■ **Dataset rows**
BEGIN
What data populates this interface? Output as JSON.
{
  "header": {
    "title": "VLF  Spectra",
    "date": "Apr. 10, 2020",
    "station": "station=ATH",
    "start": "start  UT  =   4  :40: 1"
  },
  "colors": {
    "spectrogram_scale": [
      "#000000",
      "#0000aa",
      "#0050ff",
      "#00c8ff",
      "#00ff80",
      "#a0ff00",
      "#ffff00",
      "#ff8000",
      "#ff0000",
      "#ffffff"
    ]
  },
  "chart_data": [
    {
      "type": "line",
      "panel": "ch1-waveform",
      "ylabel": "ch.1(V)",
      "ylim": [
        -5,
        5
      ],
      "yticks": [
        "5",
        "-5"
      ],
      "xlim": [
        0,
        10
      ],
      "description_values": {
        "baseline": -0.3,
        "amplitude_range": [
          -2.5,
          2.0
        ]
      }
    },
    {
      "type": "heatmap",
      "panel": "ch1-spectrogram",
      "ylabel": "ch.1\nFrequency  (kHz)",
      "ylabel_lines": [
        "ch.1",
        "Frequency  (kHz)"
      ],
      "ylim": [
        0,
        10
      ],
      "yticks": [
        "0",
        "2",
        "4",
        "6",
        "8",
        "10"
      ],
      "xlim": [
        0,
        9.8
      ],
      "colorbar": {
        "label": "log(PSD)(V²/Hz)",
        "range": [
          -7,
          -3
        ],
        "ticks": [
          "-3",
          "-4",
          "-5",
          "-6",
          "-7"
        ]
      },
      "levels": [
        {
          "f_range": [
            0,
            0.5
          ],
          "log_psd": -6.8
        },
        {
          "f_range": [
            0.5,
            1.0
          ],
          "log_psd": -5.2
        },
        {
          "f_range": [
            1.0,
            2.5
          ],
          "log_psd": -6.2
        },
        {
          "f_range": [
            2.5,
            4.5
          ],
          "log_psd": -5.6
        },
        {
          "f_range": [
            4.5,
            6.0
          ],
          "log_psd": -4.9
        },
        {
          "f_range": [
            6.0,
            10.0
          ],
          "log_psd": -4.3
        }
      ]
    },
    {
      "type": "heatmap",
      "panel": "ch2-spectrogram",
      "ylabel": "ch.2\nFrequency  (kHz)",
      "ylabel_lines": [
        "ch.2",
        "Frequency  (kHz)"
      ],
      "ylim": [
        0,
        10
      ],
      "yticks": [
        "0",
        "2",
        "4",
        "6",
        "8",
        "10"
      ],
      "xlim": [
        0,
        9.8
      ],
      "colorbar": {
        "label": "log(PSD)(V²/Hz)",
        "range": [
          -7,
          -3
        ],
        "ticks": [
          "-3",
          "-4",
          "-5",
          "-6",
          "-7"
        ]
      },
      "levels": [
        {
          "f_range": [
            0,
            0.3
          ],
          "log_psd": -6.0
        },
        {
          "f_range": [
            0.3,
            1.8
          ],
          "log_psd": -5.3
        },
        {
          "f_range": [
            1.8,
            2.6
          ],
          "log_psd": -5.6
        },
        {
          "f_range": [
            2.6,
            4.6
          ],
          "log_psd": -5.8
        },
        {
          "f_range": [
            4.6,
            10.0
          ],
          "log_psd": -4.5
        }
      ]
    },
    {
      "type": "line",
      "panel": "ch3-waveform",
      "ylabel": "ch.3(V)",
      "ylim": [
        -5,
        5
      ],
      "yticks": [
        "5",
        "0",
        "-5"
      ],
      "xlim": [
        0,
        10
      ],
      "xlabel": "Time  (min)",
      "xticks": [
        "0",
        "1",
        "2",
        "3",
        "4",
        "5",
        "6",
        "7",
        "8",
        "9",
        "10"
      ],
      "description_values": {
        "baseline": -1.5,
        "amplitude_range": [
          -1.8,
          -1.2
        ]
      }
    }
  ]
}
END
■ **AIM OF THE TASK**
Report the number of lines containing the string "panel" and add nothing to it.

■ **COMPLETED EXERCISE**
4